*Task instructions*
From the entries that follow, pick out all lines holding "spiky".

(Source data)

## start

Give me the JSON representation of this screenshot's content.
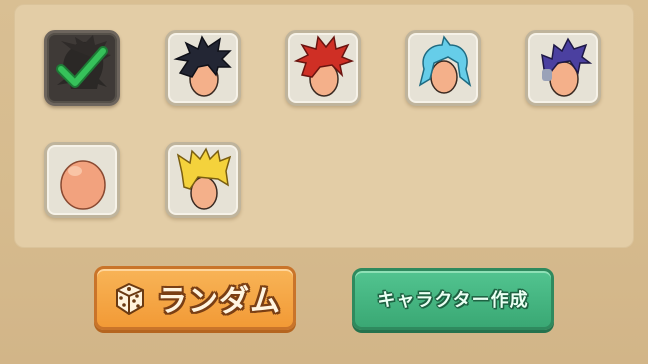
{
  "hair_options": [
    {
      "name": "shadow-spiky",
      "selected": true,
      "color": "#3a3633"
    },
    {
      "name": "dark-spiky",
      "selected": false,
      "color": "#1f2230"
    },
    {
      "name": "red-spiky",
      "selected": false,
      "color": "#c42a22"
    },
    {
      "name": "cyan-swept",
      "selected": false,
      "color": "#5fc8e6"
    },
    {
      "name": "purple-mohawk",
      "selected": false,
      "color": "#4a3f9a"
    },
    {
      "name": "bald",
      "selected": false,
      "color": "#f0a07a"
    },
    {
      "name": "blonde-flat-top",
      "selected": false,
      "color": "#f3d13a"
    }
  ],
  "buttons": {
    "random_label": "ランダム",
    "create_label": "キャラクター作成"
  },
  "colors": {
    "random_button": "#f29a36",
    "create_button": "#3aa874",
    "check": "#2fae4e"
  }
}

## end

*Response to the task*
      "name": "shadow-spiky",
      "name": "dark-spiky",
      "name": "red-spiky",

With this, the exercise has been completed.